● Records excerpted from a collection
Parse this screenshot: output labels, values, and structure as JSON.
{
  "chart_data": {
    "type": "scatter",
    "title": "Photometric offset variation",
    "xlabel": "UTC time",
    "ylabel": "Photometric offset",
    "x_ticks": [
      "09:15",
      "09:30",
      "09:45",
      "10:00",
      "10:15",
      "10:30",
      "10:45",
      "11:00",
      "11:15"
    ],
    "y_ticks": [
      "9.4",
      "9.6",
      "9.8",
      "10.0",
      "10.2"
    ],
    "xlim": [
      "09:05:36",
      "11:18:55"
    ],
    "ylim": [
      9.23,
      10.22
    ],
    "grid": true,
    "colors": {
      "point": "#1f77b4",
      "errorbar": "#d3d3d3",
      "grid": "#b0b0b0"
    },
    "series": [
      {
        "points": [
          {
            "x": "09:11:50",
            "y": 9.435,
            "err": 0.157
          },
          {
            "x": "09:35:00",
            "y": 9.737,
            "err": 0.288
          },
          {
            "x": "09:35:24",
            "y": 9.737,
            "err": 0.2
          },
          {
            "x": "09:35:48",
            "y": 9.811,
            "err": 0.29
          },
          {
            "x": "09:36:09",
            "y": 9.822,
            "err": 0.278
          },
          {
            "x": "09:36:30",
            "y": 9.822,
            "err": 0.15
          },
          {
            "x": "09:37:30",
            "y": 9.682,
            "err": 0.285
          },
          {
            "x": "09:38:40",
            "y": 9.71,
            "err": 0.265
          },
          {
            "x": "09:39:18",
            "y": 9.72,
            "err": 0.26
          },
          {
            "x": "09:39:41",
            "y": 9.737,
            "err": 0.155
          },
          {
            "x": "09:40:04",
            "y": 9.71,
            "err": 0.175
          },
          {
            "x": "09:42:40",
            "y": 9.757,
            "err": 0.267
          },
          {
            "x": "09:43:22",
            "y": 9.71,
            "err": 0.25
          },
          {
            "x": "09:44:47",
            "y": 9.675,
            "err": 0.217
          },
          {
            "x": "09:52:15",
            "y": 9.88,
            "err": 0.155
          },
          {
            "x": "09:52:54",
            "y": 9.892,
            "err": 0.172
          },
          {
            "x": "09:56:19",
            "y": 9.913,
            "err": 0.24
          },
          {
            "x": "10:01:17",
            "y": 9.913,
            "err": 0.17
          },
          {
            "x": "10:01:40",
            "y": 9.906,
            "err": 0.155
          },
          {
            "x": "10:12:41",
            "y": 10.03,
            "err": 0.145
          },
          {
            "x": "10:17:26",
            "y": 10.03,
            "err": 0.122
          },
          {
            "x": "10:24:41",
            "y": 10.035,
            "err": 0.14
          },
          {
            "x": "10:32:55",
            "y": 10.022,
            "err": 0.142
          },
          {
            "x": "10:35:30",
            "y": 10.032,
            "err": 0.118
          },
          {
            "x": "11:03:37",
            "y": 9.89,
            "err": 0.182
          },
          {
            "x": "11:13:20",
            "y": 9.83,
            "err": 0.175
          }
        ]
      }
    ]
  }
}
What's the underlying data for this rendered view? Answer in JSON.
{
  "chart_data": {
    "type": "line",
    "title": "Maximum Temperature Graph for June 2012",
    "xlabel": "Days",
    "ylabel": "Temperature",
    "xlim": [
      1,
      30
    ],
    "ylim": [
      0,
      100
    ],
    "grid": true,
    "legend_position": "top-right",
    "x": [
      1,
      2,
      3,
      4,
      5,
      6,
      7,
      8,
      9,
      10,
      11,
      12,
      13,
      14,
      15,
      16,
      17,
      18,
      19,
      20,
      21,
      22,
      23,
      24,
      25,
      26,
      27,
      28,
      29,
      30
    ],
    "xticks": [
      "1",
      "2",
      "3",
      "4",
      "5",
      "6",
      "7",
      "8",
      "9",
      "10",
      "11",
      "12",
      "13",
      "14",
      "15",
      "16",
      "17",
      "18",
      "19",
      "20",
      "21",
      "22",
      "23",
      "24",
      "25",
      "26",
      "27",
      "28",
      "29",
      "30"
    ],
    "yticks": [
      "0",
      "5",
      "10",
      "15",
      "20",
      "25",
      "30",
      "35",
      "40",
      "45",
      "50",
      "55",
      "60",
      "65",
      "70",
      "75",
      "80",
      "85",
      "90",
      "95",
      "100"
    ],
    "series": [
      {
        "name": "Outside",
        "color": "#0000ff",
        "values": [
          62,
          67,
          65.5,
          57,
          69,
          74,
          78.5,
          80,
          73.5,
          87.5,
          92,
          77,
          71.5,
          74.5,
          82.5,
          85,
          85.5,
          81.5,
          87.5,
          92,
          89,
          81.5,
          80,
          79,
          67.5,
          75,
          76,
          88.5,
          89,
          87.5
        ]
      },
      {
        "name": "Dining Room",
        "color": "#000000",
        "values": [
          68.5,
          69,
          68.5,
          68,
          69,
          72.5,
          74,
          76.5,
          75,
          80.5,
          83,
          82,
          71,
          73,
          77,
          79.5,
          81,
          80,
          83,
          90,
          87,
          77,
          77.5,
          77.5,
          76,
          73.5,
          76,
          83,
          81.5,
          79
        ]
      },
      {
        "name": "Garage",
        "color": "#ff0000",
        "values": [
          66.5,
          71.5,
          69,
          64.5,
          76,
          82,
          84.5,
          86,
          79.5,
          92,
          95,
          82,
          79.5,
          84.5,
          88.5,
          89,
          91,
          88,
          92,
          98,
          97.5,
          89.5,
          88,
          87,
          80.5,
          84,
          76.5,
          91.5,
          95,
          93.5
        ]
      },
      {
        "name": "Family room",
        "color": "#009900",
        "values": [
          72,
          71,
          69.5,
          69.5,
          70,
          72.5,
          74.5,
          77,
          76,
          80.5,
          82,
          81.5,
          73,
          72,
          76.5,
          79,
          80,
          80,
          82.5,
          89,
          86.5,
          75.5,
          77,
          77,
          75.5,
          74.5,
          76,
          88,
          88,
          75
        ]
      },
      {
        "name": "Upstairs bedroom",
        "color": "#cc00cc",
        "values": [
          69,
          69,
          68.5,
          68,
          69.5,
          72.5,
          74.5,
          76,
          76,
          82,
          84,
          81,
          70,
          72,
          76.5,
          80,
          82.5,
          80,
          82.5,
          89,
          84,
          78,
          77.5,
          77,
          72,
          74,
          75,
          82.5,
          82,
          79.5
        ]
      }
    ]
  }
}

● BRIEF
Copy every line of the records word for word.

● SOLUTION FOR THIS EXERCISE
Parse this screenshot: output labels, values, and structure as JSON.
{
  "chart_data": {
    "type": "scatter",
    "title": "Photometric offset variation",
    "xlabel": "UTC time",
    "ylabel": "Photometric offset",
    "x_ticks": [
      "09:15",
      "09:30",
      "09:45",
      "10:00",
      "10:15",
      "10:30",
      "10:45",
      "11:00",
      "11:15"
    ],
    "y_ticks": [
      "9.4",
      "9.6",
      "9.8",
      "10.0",
      "10.2"
    ],
    "xlim": [
      "09:05:36",
      "11:18:55"
    ],
    "ylim": [
      9.23,
      10.22
    ],
    "grid": true,
    "colors": {
      "point": "#1f77b4",
      "errorbar": "#d3d3d3",
      "grid": "#b0b0b0"
    },
    "series": [
      {
        "points": [
          {
            "x": "09:11:50",
            "y": 9.435,
            "err": 0.157
          },
          {
            "x": "09:35:00",
            "y": 9.737,
            "err": 0.288
          },
          {
            "x": "09:35:24",
            "y": 9.737,
            "err": 0.2
          },
          {
            "x": "09:35:48",
            "y": 9.811,
            "err": 0.29
          },
          {
            "x": "09:36:09",
            "y": 9.822,
            "err": 0.278
          },
          {
            "x": "09:36:30",
            "y": 9.822,
            "err": 0.15
          },
          {
            "x": "09:37:30",
            "y": 9.682,
            "err": 0.285
          },
          {
            "x": "09:38:40",
            "y": 9.71,
            "err": 0.265
          },
          {
            "x": "09:39:18",
            "y": 9.72,
            "err": 0.26
          },
          {
            "x": "09:39:41",
            "y": 9.737,
            "err": 0.155
          },
          {
            "x": "09:40:04",
            "y": 9.71,
            "err": 0.175
          },
          {
            "x": "09:42:40",
            "y": 9.757,
            "err": 0.267
          },
          {
            "x": "09:43:22",
            "y": 9.71,
            "err": 0.25
          },
          {
            "x": "09:44:47",
            "y": 9.675,
            "err": 0.217
          },
          {
            "x": "09:52:15",
            "y": 9.88,
            "err": 0.155
          },
          {
            "x": "09:52:54",
            "y": 9.892,
            "err": 0.172
          },
          {
            "x": "09:56:19",
            "y": 9.913,
            "err": 0.24
          },
          {
            "x": "10:01:17",
            "y": 9.913,
            "err": 0.17
          },
          {
            "x": "10:01:40",
            "y": 9.906,
            "err": 0.155
          },
          {
            "x": "10:12:41",
            "y": 10.03,
            "err": 0.145
          },
          {
            "x": "10:17:26",
            "y": 10.03,
            "err": 0.122
          },
          {
            "x": "10:24:41",
            "y": 10.035,
            "err": 0.14
          },
          {
            "x": "10:32:55",
            "y": 10.022,
            "err": 0.142
          },
          {
            "x": "10:35:30",
            "y": 10.032,
            "err": 0.118
          },
          {
            "x": "11:03:37",
            "y": 9.89,
            "err": 0.182
          },
          {
            "x": "11:13:20",
            "y": 9.83,
            "err": 0.175
          }
        ]
      }
    ]
  }
}
What's the underlying data for this rendered view? Answer in JSON.
{
  "chart_data": {
    "type": "line",
    "title": "Maximum Temperature Graph for June 2012",
    "xlabel": "Days",
    "ylabel": "Temperature",
    "xlim": [
      1,
      30
    ],
    "ylim": [
      0,
      100
    ],
    "grid": true,
    "legend_position": "top-right",
    "x": [
      1,
      2,
      3,
      4,
      5,
      6,
      7,
      8,
      9,
      10,
      11,
      12,
      13,
      14,
      15,
      16,
      17,
      18,
      19,
      20,
      21,
      22,
      23,
      24,
      25,
      26,
      27,
      28,
      29,
      30
    ],
    "xticks": [
      "1",
      "2",
      "3",
      "4",
      "5",
      "6",
      "7",
      "8",
      "9",
      "10",
      "11",
      "12",
      "13",
      "14",
      "15",
      "16",
      "17",
      "18",
      "19",
      "20",
      "21",
      "22",
      "23",
      "24",
      "25",
      "26",
      "27",
      "28",
      "29",
      "30"
    ],
    "yticks": [
      "0",
      "5",
      "10",
      "15",
      "20",
      "25",
      "30",
      "35",
      "40",
      "45",
      "50",
      "55",
      "60",
      "65",
      "70",
      "75",
      "80",
      "85",
      "90",
      "95",
      "100"
    ],
    "series": [
      {
        "name": "Outside",
        "color": "#0000ff",
        "values": [
          62,
          67,
          65.5,
          57,
          69,
          74,
          78.5,
          80,
          73.5,
          87.5,
          92,
          77,
          71.5,
          74.5,
          82.5,
          85,
          85.5,
          81.5,
          87.5,
          92,
          89,
          81.5,
          80,
          79,
          67.5,
          75,
          76,
          88.5,
          89,
          87.5
        ]
      },
      {
        "name": "Dining Room",
        "color": "#000000",
        "values": [
          68.5,
          69,
          68.5,
          68,
          69,
          72.5,
          74,
          76.5,
          75,
          80.5,
          83,
          82,
          71,
          73,
          77,
          79.5,
          81,
          80,
          83,
          90,
          87,
          77,
          77.5,
          77.5,
          76,
          73.5,
          76,
          83,
          81.5,
          79
        ]
      },
      {
        "name": "Garage",
        "color": "#ff0000",
        "values": [
          66.5,
          71.5,
          69,
          64.5,
          76,
          82,
          84.5,
          86,
          79.5,
          92,
          95,
          82,
          79.5,
          84.5,
          88.5,
          89,
          91,
          88,
          92,
          98,
          97.5,
          89.5,
          88,
          87,
          80.5,
          84,
          76.5,
          91.5,
          95,
          93.5
        ]
      },
      {
        "name": "Family room",
        "color": "#009900",
        "values": [
          72,
          71,
          69.5,
          69.5,
          70,
          72.5,
          74.5,
          77,
          76,
          80.5,
          82,
          81.5,
          73,
          72,
          76.5,
          79,
          80,
          80,
          82.5,
          89,
          86.5,
          75.5,
          77,
          77,
          75.5,
          74.5,
          76,
          88,
          88,
          75
        ]
      },
      {
        "name": "Upstairs bedroom",
        "color": "#cc00cc",
        "values": [
          69,
          69,
          68.5,
          68,
          69.5,
          72.5,
          74.5,
          76,
          76,
          82,
          84,
          81,
          70,
          72,
          76.5,
          80,
          82.5,
          80,
          82.5,
          89,
          84,
          78,
          77.5,
          77,
          72,
          74,
          75,
          82.5,
          82,
          79.5
        ]
      }
    ]
  }
}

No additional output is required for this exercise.